[YOUR INSTRUCTIONS] Locate the lines of the listing below that hold "ικανότητα", then copy each of them.

[GIVEN RECORDS]
----------
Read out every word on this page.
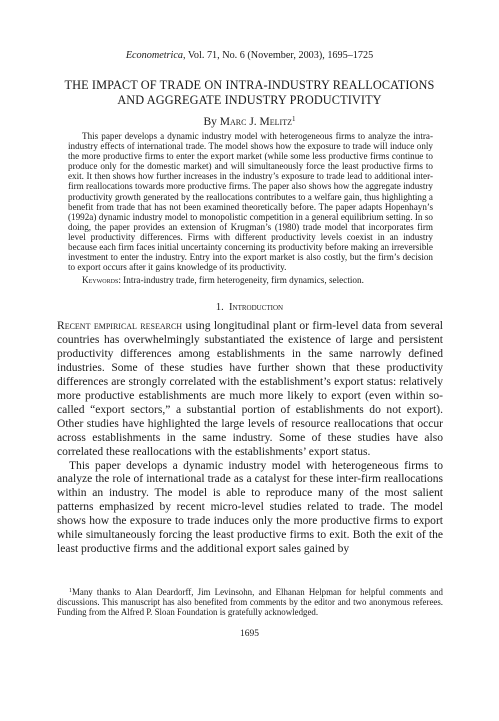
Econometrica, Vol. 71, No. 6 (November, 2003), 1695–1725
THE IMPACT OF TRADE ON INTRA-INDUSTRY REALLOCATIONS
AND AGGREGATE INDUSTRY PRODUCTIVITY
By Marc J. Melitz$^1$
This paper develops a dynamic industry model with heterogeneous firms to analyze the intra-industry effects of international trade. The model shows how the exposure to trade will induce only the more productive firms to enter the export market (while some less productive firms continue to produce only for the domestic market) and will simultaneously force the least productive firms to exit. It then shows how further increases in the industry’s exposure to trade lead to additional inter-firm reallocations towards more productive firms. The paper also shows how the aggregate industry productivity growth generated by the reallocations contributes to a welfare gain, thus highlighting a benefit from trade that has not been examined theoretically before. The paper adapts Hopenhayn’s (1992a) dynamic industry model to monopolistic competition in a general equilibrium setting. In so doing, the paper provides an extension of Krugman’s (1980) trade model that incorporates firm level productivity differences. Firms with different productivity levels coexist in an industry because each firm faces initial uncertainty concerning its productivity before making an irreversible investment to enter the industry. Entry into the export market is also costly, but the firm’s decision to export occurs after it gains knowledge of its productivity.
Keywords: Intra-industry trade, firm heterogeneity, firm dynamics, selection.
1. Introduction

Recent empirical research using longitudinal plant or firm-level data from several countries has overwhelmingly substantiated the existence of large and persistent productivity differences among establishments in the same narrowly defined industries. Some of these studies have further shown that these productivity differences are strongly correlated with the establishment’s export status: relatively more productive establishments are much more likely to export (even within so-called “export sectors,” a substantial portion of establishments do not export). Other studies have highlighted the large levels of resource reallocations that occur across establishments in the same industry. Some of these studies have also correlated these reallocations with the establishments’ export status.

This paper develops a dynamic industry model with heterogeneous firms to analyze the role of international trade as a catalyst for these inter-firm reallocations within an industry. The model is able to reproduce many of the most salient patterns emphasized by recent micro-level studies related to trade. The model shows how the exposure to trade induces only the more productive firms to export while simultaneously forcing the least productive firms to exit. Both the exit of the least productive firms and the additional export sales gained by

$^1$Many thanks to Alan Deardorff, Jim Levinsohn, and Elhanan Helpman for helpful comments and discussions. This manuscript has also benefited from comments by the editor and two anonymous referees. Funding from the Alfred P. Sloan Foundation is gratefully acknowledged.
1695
----------
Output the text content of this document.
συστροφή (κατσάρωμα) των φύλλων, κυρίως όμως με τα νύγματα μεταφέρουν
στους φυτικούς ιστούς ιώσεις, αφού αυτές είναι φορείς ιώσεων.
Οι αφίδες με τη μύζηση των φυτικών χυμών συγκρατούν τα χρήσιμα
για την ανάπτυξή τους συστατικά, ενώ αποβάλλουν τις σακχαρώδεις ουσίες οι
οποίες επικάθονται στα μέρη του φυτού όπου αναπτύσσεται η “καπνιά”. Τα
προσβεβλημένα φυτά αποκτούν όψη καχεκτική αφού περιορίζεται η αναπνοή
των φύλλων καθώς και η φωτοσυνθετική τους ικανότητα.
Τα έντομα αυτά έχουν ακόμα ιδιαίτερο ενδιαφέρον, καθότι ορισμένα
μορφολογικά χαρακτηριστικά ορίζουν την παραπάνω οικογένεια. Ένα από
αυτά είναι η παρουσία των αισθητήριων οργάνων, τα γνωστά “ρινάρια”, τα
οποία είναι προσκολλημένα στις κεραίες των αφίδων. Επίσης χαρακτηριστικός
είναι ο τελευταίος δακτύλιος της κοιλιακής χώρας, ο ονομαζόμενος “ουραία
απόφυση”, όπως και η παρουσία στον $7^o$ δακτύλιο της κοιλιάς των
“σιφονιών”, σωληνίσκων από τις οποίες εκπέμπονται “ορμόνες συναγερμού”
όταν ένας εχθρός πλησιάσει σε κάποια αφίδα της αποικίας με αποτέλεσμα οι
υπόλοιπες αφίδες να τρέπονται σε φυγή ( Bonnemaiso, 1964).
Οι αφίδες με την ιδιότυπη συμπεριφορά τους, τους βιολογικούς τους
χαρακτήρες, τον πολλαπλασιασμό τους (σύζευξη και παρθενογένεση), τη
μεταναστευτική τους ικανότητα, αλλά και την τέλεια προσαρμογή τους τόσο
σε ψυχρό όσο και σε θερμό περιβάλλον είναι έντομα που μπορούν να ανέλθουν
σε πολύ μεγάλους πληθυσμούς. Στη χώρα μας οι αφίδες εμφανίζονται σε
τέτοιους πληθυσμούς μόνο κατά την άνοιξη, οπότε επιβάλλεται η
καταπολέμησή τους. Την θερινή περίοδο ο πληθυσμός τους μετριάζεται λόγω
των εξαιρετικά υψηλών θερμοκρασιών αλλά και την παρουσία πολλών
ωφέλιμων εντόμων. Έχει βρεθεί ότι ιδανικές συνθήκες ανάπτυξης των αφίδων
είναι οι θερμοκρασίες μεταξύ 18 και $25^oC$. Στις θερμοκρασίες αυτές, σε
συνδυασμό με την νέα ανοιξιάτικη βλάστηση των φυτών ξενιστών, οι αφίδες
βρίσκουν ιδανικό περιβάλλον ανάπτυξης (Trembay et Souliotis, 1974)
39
----------
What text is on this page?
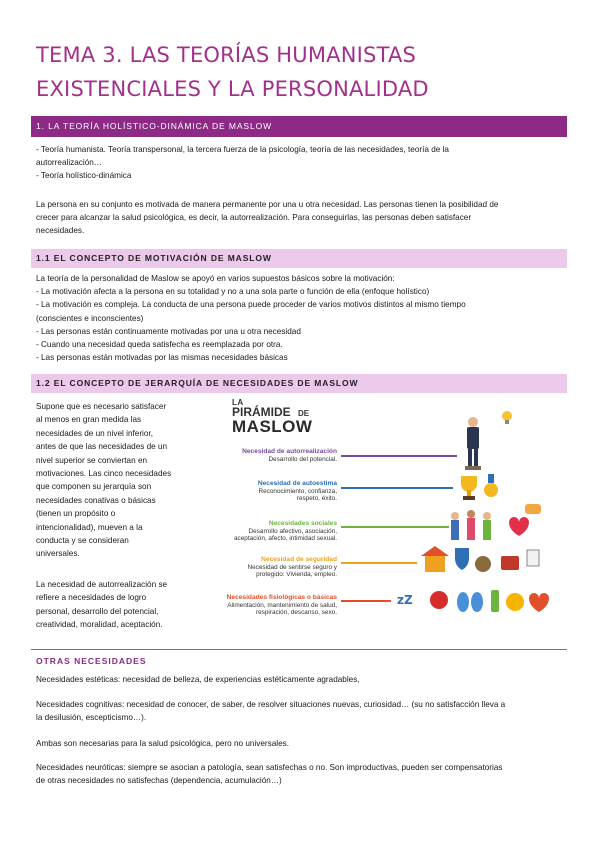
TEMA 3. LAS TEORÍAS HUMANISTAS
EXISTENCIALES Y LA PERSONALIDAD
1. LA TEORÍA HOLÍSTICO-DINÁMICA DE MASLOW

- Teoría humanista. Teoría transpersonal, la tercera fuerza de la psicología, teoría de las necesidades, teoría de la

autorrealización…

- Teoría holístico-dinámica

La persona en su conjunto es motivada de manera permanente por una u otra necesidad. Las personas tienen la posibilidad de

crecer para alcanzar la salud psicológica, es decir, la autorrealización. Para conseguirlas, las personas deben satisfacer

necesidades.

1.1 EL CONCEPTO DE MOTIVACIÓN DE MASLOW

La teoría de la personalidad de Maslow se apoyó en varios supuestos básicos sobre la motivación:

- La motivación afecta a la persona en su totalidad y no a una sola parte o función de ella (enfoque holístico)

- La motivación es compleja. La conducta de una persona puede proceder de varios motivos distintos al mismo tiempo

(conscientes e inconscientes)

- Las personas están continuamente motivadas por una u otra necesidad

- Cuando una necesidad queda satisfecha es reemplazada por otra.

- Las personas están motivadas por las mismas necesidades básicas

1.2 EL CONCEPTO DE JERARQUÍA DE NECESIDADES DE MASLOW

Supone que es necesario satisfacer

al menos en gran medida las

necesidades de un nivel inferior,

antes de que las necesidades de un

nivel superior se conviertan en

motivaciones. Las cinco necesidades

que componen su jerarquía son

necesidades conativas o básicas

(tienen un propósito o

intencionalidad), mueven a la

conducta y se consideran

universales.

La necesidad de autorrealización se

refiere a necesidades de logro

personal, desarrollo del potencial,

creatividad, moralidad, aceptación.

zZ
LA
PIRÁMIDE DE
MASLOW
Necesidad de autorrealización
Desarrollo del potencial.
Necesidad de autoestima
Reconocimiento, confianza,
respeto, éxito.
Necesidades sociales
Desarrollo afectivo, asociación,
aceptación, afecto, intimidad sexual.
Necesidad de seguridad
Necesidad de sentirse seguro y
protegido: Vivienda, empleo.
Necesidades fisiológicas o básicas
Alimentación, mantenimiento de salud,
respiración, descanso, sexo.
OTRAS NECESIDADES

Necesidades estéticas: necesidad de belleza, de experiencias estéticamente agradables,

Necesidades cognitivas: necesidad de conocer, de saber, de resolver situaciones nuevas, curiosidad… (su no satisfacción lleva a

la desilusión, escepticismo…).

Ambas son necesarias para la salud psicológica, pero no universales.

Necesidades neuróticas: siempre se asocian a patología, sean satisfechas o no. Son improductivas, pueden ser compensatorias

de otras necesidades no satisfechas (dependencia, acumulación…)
----------
[SOLUTION]
των φύλλων καθώς και η φωτοσυνθετική τους ικανότητα.
μεταναστευτική τους ικανότητα, αλλά και την τέλεια προσαρμογή τους τόσο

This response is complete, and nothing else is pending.